Work required: Restate the entries below verbatim.

Exercise inputs:

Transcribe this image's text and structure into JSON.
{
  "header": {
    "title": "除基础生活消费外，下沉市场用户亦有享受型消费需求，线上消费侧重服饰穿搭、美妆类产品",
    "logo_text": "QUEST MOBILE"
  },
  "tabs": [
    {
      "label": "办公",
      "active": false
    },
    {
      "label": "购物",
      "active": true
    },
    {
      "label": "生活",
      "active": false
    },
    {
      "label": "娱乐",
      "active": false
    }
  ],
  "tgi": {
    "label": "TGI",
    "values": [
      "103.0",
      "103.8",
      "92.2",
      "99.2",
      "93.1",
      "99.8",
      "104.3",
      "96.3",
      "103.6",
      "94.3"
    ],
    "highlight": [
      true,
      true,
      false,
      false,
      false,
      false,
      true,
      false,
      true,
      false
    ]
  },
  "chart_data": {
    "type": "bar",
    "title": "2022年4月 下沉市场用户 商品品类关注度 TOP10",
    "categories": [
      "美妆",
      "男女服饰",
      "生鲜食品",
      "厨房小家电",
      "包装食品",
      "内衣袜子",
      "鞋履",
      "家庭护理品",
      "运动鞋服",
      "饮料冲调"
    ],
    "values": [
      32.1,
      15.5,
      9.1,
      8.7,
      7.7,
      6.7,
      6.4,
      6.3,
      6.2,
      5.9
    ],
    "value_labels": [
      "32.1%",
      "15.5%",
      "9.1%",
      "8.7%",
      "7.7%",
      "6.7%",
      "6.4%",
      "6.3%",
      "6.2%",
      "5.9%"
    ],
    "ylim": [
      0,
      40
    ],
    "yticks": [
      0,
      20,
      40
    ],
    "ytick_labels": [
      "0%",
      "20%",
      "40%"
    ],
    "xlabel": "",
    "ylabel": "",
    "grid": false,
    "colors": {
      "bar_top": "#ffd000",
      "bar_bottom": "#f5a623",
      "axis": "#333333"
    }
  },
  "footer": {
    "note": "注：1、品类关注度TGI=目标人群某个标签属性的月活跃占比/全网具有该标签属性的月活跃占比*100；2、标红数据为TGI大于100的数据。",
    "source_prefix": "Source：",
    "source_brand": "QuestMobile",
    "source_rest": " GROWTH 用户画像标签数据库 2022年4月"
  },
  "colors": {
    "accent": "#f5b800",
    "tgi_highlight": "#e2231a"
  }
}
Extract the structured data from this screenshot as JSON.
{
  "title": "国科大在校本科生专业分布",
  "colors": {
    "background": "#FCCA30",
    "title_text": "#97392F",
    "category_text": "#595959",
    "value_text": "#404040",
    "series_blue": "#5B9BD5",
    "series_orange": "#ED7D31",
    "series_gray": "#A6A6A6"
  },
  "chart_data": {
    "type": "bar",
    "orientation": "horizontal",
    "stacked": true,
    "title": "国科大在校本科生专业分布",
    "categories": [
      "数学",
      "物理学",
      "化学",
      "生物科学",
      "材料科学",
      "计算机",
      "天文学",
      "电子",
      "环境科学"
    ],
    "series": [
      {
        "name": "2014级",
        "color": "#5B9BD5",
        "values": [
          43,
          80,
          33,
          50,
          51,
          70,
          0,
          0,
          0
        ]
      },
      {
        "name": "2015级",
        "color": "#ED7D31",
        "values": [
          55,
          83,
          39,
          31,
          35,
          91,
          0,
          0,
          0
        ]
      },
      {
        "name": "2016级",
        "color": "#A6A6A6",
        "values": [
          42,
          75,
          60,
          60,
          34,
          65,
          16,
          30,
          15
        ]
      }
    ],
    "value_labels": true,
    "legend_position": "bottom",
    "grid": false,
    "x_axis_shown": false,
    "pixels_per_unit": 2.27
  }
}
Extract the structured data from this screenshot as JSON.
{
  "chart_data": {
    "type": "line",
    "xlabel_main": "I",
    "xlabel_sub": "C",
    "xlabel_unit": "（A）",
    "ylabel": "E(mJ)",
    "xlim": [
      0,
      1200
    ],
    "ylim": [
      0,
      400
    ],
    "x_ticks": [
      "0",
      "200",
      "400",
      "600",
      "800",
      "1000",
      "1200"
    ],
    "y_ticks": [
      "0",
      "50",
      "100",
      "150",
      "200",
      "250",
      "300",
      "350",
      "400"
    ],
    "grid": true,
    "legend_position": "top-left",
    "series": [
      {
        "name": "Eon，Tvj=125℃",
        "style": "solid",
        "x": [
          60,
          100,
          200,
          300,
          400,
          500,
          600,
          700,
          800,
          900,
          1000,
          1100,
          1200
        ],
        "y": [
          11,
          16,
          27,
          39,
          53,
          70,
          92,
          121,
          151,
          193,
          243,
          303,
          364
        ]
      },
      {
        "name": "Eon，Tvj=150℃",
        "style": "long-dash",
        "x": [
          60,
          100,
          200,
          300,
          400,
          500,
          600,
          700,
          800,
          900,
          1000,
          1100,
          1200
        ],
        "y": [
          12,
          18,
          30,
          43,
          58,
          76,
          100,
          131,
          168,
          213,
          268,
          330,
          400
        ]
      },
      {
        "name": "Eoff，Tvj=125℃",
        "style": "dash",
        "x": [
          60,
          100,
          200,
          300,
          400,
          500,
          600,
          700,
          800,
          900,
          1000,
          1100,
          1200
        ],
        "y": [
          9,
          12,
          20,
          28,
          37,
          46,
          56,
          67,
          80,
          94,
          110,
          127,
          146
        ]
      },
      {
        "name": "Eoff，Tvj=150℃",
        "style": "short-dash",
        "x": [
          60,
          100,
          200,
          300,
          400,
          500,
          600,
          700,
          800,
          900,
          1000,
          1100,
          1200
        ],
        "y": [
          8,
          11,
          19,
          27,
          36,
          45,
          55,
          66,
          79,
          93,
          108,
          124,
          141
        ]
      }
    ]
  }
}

Solution below:
Transcribe this image's text and structure into JSON.
{
  "header": {
    "title": "除基础生活消费外，下沉市场用户亦有享受型消费需求，线上消费侧重服饰穿搭、美妆类产品",
    "logo_text": "QUEST MOBILE"
  },
  "tabs": [
    {
      "label": "办公",
      "active": false
    },
    {
      "label": "购物",
      "active": true
    },
    {
      "label": "生活",
      "active": false
    },
    {
      "label": "娱乐",
      "active": false
    }
  ],
  "tgi": {
    "label": "TGI",
    "values": [
      "103.0",
      "103.8",
      "92.2",
      "99.2",
      "93.1",
      "99.8",
      "104.3",
      "96.3",
      "103.6",
      "94.3"
    ],
    "highlight": [
      true,
      true,
      false,
      false,
      false,
      false,
      true,
      false,
      true,
      false
    ]
  },
  "chart_data": {
    "type": "bar",
    "title": "2022年4月 下沉市场用户 商品品类关注度 TOP10",
    "categories": [
      "美妆",
      "男女服饰",
      "生鲜食品",
      "厨房小家电",
      "包装食品",
      "内衣袜子",
      "鞋履",
      "家庭护理品",
      "运动鞋服",
      "饮料冲调"
    ],
    "values": [
      32.1,
      15.5,
      9.1,
      8.7,
      7.7,
      6.7,
      6.4,
      6.3,
      6.2,
      5.9
    ],
    "value_labels": [
      "32.1%",
      "15.5%",
      "9.1%",
      "8.7%",
      "7.7%",
      "6.7%",
      "6.4%",
      "6.3%",
      "6.2%",
      "5.9%"
    ],
    "ylim": [
      0,
      40
    ],
    "yticks": [
      0,
      20,
      40
    ],
    "ytick_labels": [
      "0%",
      "20%",
      "40%"
    ],
    "xlabel": "",
    "ylabel": "",
    "grid": false,
    "colors": {
      "bar_top": "#ffd000",
      "bar_bottom": "#f5a623",
      "axis": "#333333"
    }
  },
  "footer": {
    "note": "注：1、品类关注度TGI=目标人群某个标签属性的月活跃占比/全网具有该标签属性的月活跃占比*100；2、标红数据为TGI大于100的数据。",
    "source_prefix": "Source：",
    "source_brand": "QuestMobile",
    "source_rest": " GROWTH 用户画像标签数据库 2022年4月"
  },
  "colors": {
    "accent": "#f5b800",
    "tgi_highlight": "#e2231a"
  }
}
Extract the structured data from this screenshot as JSON.
{
  "title": "国科大在校本科生专业分布",
  "colors": {
    "background": "#FCCA30",
    "title_text": "#97392F",
    "category_text": "#595959",
    "value_text": "#404040",
    "series_blue": "#5B9BD5",
    "series_orange": "#ED7D31",
    "series_gray": "#A6A6A6"
  },
  "chart_data": {
    "type": "bar",
    "orientation": "horizontal",
    "stacked": true,
    "title": "国科大在校本科生专业分布",
    "categories": [
      "数学",
      "物理学",
      "化学",
      "生物科学",
      "材料科学",
      "计算机",
      "天文学",
      "电子",
      "环境科学"
    ],
    "series": [
      {
        "name": "2014级",
        "color": "#5B9BD5",
        "values": [
          43,
          80,
          33,
          50,
          51,
          70,
          0,
          0,
          0
        ]
      },
      {
        "name": "2015级",
        "color": "#ED7D31",
        "values": [
          55,
          83,
          39,
          31,
          35,
          91,
          0,
          0,
          0
        ]
      },
      {
        "name": "2016级",
        "color": "#A6A6A6",
        "values": [
          42,
          75,
          60,
          60,
          34,
          65,
          16,
          30,
          15
        ]
      }
    ],
    "value_labels": true,
    "legend_position": "bottom",
    "grid": false,
    "x_axis_shown": false,
    "pixels_per_unit": 2.27
  }
}
Extract the structured data from this screenshot as JSON.
{
  "chart_data": {
    "type": "line",
    "xlabel_main": "I",
    "xlabel_sub": "C",
    "xlabel_unit": "（A）",
    "ylabel": "E(mJ)",
    "xlim": [
      0,
      1200
    ],
    "ylim": [
      0,
      400
    ],
    "x_ticks": [
      "0",
      "200",
      "400",
      "600",
      "800",
      "1000",
      "1200"
    ],
    "y_ticks": [
      "0",
      "50",
      "100",
      "150",
      "200",
      "250",
      "300",
      "350",
      "400"
    ],
    "grid": true,
    "legend_position": "top-left",
    "series": [
      {
        "name": "Eon，Tvj=125℃",
        "style": "solid",
        "x": [
          60,
          100,
          200,
          300,
          400,
          500,
          600,
          700,
          800,
          900,
          1000,
          1100,
          1200
        ],
        "y": [
          11,
          16,
          27,
          39,
          53,
          70,
          92,
          121,
          151,
          193,
          243,
          303,
          364
        ]
      },
      {
        "name": "Eon，Tvj=150℃",
        "style": "long-dash",
        "x": [
          60,
          100,
          200,
          300,
          400,
          500,
          600,
          700,
          800,
          900,
          1000,
          1100,
          1200
        ],
        "y": [
          12,
          18,
          30,
          43,
          58,
          76,
          100,
          131,
          168,
          213,
          268,
          330,
          400
        ]
      },
      {
        "name": "Eoff，Tvj=125℃",
        "style": "dash",
        "x": [
          60,
          100,
          200,
          300,
          400,
          500,
          600,
          700,
          800,
          900,
          1000,
          1100,
          1200
        ],
        "y": [
          9,
          12,
          20,
          28,
          37,
          46,
          56,
          67,
          80,
          94,
          110,
          127,
          146
        ]
      },
      {
        "name": "Eoff，Tvj=150℃",
        "style": "short-dash",
        "x": [
          60,
          100,
          200,
          300,
          400,
          500,
          600,
          700,
          800,
          900,
          1000,
          1100,
          1200
        ],
        "y": [
          8,
          11,
          19,
          27,
          36,
          45,
          55,
          66,
          79,
          93,
          108,
          124,
          141
        ]
      }
    ]
  }
}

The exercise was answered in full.